Data records:
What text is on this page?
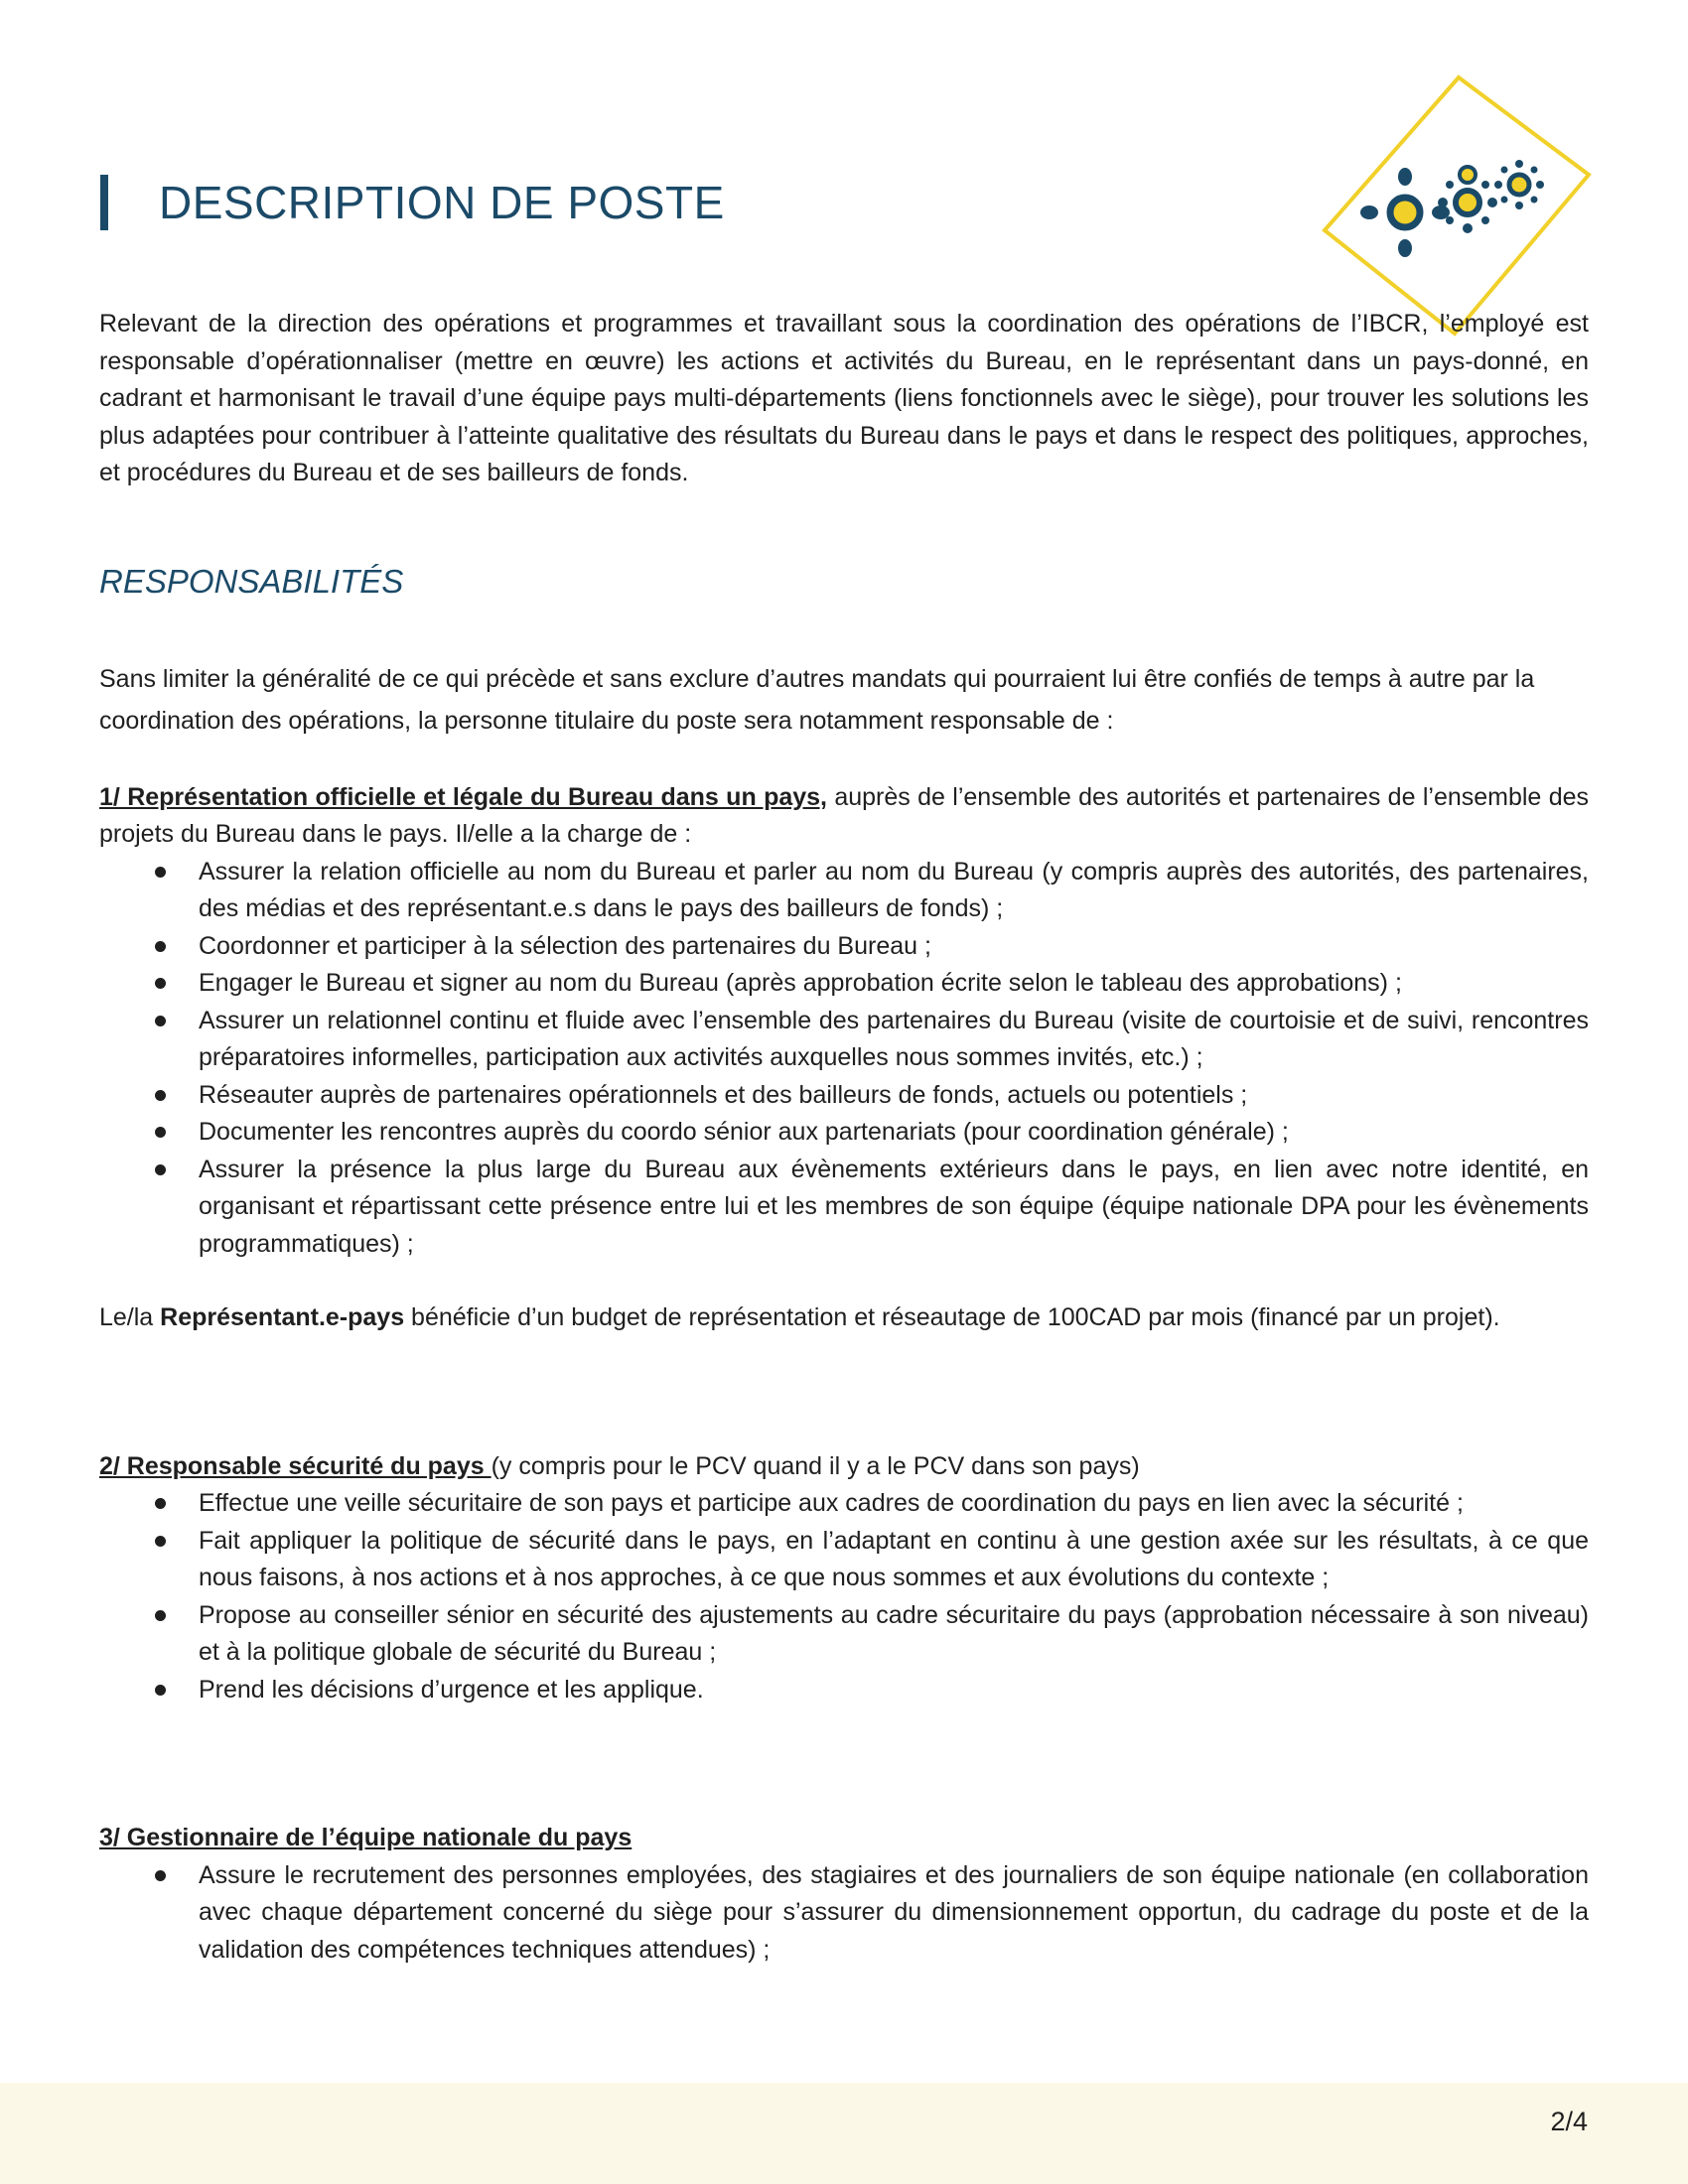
DESCRIPTION DE POSTE

Relevant de la direction des opérations et programmes et travaillant sous la coordination des opérations de l’IBCR, l’employé est responsable d’opérationnaliser (mettre en œuvre) les actions et activités du Bureau, en le représentant dans un pays-donné, en cadrant et harmonisant le travail d’une équipe pays multi-départements (liens fonctionnels avec le siège), pour trouver les solutions les plus adaptées pour contribuer à l’atteinte qualitative des résultats du Bureau dans le pays et dans le respect des politiques, approches, et procédures du Bureau et de ses bailleurs de fonds.

RESPONSABILITÉS

Sans limiter la généralité de ce qui précède et sans exclure d’autres mandats qui pourraient lui être confiés de temps à autre par la coordination des opérations, la personne titulaire du poste sera notamment responsable de :

1/ Représentation officielle et légale du Bureau dans un pays, auprès de l’ensemble des autorités et partenaires de l’ensemble des projets du Bureau dans le pays. Il/elle a la charge de :

Assurer la relation officielle au nom du Bureau et parler au nom du Bureau (y compris auprès des autorités, des partenaires, des médias et des représentant.e.s dans le pays des bailleurs de fonds) ;
Coordonner et participer à la sélection des partenaires du Bureau ;
Engager le Bureau et signer au nom du Bureau (après approbation écrite selon le tableau des approbations) ;
Assurer un relationnel continu et fluide avec l’ensemble des partenaires du Bureau (visite de courtoisie et de suivi, rencontres préparatoires informelles, participation aux activités auxquelles nous sommes invités, etc.) ;
Réseauter auprès de partenaires opérationnels et des bailleurs de fonds, actuels ou potentiels ;
Documenter les rencontres auprès du coordo sénior aux partenariats (pour coordination générale) ;
Assurer la présence la plus large du Bureau aux évènements extérieurs dans le pays, en lien avec notre identité, en organisant et répartissant cette présence entre lui et les membres de son équipe (équipe nationale DPA pour les évènements programmatiques) ;

Le/la Représentant.e-pays bénéficie d’un budget de représentation et réseautage de 100CAD par mois (financé par un projet).

2/ Responsable sécurité du pays (y compris pour le PCV quand il y a le PCV dans son pays)

Effectue une veille sécuritaire de son pays et participe aux cadres de coordination du pays en lien avec la sécurité ;
Fait appliquer la politique de sécurité dans le pays, en l’adaptant en continu à une gestion axée sur les résultats, à ce que nous faisons, à nos actions et à nos approches, à ce que nous sommes et aux évolutions du contexte ;
Propose au conseiller sénior en sécurité des ajustements au cadre sécuritaire du pays (approbation nécessaire à son niveau) et à la politique globale de sécurité du Bureau ;
Prend les décisions d’urgence et les applique.

3/ Gestionnaire de l’équipe nationale du pays

Assure le recrutement des personnes employées, des stagiaires et des journaliers de son équipe nationale (en collaboration avec chaque département concerné du siège pour s’assurer du dimensionnement opportun, du cadrage du poste et de la validation des compétences techniques attendues) ;
2/4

### GIVEN INSTRUCTION
Using the listing above, show each line holding the string "sénior".

### COMPLETE OUTPUT
Documenter les rencontres auprès du coordo sénior aux partenariats (pour coordination générale) ;
Propose au conseiller sénior en sécurité des ajustements au cadre sécuritaire du pays (approbation nécessaire à son niveau) et à la politique globale de sécurité du Bureau ;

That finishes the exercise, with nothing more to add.